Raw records
──────────

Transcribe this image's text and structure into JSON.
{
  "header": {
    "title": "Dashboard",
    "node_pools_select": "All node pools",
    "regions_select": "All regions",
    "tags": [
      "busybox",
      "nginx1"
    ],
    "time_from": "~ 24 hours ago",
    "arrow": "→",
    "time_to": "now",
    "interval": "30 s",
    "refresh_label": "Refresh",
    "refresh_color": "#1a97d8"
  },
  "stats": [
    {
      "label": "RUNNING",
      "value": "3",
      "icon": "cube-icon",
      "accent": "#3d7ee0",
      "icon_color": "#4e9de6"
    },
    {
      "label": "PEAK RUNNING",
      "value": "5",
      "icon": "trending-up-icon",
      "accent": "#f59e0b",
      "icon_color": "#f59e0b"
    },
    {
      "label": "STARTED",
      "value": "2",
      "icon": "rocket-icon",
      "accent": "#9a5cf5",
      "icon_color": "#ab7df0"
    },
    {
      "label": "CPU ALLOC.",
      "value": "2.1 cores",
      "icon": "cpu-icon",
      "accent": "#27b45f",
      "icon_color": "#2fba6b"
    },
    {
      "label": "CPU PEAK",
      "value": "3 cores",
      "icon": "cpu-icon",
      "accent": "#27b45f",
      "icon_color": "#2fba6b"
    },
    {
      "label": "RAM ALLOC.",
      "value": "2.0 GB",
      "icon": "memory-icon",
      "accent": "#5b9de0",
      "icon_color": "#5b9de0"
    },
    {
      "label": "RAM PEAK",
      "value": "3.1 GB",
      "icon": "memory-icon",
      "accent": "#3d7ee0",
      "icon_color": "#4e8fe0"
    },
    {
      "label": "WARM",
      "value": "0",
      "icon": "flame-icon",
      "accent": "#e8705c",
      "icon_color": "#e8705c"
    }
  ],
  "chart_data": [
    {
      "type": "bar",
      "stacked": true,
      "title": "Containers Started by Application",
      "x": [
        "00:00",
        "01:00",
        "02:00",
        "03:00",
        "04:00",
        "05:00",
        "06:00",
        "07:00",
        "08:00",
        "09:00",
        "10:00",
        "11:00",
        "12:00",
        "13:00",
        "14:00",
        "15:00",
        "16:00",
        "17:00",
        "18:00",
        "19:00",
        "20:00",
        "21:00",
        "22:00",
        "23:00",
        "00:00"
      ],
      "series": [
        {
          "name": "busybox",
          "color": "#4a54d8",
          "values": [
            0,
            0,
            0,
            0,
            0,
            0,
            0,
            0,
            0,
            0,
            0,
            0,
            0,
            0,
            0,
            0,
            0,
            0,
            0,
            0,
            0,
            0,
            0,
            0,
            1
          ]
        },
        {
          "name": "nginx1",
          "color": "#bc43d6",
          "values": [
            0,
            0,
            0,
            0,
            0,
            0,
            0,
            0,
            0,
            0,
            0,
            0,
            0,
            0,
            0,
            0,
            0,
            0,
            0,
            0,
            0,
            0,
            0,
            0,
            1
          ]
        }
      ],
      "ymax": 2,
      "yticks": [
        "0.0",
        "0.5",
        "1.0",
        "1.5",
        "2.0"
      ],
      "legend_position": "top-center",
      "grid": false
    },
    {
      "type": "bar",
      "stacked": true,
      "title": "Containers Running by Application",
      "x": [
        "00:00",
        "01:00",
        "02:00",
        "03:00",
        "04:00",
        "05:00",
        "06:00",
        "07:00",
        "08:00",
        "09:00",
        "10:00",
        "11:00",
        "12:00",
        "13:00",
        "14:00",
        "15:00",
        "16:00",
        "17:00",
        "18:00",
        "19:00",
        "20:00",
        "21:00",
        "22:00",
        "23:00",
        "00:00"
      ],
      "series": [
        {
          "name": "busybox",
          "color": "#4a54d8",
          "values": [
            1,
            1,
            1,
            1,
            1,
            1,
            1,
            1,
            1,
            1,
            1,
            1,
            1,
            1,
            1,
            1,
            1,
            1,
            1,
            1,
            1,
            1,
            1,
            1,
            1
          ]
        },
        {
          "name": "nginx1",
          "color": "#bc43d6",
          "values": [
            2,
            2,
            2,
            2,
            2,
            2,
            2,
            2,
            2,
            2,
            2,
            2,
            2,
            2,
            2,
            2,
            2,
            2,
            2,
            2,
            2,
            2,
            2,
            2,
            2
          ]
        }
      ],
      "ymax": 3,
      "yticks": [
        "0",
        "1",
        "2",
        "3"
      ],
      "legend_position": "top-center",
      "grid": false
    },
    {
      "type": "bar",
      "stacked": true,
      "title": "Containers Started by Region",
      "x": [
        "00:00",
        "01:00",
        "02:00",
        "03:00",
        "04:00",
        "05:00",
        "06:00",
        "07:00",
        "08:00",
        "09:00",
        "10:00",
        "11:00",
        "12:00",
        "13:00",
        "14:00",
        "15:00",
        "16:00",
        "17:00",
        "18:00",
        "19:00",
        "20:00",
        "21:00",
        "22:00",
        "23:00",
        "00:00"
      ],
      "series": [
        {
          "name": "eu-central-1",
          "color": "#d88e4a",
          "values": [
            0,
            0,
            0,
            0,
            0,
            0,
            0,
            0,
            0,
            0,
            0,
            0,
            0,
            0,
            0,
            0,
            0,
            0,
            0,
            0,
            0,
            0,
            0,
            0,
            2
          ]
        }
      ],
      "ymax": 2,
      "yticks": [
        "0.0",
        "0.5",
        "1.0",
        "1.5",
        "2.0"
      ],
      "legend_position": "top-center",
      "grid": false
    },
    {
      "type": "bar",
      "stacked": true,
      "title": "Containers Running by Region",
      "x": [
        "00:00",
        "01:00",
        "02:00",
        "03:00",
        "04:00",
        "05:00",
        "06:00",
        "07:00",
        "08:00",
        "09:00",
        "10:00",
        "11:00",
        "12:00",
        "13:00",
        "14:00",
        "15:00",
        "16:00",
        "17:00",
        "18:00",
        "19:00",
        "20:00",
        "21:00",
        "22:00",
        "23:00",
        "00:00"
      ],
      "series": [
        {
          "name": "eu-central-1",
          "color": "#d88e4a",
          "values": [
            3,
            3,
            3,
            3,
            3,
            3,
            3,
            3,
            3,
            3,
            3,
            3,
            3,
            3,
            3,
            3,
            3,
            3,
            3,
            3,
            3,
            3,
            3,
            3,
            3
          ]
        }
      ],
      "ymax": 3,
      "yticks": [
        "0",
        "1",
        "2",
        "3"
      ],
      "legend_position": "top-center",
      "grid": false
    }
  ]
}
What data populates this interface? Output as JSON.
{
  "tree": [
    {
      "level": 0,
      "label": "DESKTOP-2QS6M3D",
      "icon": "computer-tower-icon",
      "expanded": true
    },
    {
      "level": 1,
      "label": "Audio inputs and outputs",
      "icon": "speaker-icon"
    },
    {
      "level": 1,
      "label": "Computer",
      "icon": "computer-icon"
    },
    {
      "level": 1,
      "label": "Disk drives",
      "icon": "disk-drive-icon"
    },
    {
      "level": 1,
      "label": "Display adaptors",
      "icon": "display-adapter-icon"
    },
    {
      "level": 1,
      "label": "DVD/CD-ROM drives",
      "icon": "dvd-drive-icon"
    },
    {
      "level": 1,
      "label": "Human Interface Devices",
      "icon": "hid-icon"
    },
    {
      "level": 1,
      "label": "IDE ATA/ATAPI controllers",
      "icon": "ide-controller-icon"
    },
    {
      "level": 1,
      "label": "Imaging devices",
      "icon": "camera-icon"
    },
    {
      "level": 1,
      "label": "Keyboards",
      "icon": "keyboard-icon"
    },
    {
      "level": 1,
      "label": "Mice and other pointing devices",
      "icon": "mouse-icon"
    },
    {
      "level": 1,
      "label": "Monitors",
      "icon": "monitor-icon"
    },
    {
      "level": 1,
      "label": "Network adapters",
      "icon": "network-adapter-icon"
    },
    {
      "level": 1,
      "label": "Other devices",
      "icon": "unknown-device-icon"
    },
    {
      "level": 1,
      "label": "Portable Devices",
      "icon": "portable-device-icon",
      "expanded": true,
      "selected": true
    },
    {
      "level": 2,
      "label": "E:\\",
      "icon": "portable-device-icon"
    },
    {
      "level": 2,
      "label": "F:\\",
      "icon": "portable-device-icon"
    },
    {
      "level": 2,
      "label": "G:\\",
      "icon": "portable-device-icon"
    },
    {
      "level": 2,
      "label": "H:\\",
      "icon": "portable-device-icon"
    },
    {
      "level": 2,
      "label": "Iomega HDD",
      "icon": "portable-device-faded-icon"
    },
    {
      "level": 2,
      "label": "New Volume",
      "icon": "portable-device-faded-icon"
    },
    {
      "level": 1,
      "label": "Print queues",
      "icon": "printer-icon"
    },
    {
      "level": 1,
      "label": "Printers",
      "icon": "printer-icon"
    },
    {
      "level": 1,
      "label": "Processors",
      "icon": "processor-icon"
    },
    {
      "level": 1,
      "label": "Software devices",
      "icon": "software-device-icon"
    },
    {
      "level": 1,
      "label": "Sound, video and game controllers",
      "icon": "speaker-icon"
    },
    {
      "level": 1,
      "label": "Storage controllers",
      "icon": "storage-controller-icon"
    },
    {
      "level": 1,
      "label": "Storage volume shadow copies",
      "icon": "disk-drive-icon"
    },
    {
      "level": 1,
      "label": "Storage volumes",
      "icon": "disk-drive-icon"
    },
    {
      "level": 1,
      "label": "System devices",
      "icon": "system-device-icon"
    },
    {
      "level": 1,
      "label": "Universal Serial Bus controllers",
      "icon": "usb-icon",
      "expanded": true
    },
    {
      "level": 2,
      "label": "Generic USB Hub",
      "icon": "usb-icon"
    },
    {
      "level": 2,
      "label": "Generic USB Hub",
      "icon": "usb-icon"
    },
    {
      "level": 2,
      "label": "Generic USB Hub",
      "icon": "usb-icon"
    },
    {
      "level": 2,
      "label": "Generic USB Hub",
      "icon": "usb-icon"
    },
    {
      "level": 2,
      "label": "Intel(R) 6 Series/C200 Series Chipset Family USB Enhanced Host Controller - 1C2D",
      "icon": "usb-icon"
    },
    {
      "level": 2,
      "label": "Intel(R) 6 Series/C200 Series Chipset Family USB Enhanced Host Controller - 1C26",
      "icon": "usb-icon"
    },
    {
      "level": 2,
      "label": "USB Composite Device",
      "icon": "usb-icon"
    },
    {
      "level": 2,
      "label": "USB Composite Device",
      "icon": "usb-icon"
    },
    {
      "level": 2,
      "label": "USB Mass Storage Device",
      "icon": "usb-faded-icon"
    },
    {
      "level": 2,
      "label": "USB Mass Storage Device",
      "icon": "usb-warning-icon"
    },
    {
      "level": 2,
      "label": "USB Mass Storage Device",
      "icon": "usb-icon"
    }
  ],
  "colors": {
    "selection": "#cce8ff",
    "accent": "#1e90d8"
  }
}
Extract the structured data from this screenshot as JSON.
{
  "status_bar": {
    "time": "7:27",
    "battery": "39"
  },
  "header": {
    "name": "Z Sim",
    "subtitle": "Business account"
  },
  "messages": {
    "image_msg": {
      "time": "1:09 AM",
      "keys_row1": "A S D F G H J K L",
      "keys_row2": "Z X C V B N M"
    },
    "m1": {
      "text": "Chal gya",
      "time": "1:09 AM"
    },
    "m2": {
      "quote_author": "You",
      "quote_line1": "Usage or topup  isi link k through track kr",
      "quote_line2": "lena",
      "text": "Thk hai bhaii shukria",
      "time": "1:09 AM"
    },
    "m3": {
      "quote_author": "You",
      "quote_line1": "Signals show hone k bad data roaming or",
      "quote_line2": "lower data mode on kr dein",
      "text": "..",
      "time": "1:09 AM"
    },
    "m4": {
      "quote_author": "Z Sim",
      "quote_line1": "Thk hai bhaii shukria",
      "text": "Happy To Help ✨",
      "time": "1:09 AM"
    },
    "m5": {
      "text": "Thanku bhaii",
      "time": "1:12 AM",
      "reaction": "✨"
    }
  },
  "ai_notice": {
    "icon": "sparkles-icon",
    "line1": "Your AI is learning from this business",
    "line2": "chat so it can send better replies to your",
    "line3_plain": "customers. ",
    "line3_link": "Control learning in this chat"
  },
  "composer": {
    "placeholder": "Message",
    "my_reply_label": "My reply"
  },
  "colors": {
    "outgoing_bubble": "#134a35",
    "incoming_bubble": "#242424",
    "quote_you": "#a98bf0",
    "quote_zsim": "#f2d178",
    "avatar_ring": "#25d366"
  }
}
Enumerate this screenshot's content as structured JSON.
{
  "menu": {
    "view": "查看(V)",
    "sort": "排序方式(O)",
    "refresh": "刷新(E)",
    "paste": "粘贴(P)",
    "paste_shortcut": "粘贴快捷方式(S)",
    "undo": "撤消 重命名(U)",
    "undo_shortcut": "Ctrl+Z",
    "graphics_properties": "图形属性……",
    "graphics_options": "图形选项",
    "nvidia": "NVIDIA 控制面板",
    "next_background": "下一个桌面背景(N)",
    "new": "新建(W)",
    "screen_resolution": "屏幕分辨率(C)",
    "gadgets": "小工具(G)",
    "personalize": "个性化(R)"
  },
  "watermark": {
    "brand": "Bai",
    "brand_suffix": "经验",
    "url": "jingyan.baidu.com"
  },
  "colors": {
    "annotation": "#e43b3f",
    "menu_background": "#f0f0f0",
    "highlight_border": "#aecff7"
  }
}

──────────

Provide the number of lines containing the string "drives", with no other output.

Answer to this task:
2